Provided data.
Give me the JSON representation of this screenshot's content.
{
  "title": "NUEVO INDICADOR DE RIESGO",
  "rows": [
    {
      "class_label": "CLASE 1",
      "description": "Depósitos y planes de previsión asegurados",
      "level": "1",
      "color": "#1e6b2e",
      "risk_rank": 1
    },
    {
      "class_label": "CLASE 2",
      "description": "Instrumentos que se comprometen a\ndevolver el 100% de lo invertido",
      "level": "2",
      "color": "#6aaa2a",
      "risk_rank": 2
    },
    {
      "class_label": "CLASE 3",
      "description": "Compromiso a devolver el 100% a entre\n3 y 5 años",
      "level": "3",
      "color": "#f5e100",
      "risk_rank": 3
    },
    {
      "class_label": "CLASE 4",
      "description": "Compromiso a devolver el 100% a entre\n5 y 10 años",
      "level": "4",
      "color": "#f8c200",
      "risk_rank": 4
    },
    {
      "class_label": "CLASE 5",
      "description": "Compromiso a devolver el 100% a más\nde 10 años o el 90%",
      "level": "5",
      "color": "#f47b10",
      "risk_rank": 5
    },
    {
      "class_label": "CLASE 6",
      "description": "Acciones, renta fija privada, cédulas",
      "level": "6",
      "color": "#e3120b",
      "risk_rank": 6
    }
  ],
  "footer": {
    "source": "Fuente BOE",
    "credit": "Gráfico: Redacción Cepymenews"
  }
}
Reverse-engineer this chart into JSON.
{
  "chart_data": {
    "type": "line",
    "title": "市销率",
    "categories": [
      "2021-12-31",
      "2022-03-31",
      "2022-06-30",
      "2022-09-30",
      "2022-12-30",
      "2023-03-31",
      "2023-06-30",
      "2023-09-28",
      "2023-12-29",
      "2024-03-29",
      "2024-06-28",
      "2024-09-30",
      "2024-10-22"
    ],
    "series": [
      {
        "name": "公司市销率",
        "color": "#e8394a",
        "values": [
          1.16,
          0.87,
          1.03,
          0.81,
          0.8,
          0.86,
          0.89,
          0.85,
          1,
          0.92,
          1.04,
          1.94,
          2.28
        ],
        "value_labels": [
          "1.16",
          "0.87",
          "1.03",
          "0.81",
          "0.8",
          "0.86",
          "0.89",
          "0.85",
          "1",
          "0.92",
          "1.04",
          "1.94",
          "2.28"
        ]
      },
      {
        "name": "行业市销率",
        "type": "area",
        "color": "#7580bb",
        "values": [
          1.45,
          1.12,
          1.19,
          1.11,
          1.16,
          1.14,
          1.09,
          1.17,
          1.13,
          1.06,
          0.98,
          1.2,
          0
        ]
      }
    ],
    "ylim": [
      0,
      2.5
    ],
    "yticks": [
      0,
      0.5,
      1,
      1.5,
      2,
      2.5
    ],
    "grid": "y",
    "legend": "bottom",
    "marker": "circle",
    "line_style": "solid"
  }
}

Problem requirements.
Print again the material above, limited to the lines from the one holding "Reverse-engineer this chart into JSON." through the last, inclusive.

The output.
Reverse-engineer this chart into JSON.
{
  "chart_data": {
    "type": "line",
    "title": "市销率",
    "categories": [
      "2021-12-31",
      "2022-03-31",
      "2022-06-30",
      "2022-09-30",
      "2022-12-30",
      "2023-03-31",
      "2023-06-30",
      "2023-09-28",
      "2023-12-29",
      "2024-03-29",
      "2024-06-28",
      "2024-09-30",
      "2024-10-22"
    ],
    "series": [
      {
        "name": "公司市销率",
        "color": "#e8394a",
        "values": [
          1.16,
          0.87,
          1.03,
          0.81,
          0.8,
          0.86,
          0.89,
          0.85,
          1,
          0.92,
          1.04,
          1.94,
          2.28
        ],
        "value_labels": [
          "1.16",
          "0.87",
          "1.03",
          "0.81",
          "0.8",
          "0.86",
          "0.89",
          "0.85",
          "1",
          "0.92",
          "1.04",
          "1.94",
          "2.28"
        ]
      },
      {
        "name": "行业市销率",
        "type": "area",
        "color": "#7580bb",
        "values": [
          1.45,
          1.12,
          1.19,
          1.11,
          1.16,
          1.14,
          1.09,
          1.17,
          1.13,
          1.06,
          0.98,
          1.2,
          0
        ]
      }
    ],
    "ylim": [
      0,
      2.5
    ],
    "yticks": [
      0,
      0.5,
      1,
      1.5,
      2,
      2.5
    ],
    "grid": "y",
    "legend": "bottom",
    "marker": "circle",
    "line_style": "solid"
  }
}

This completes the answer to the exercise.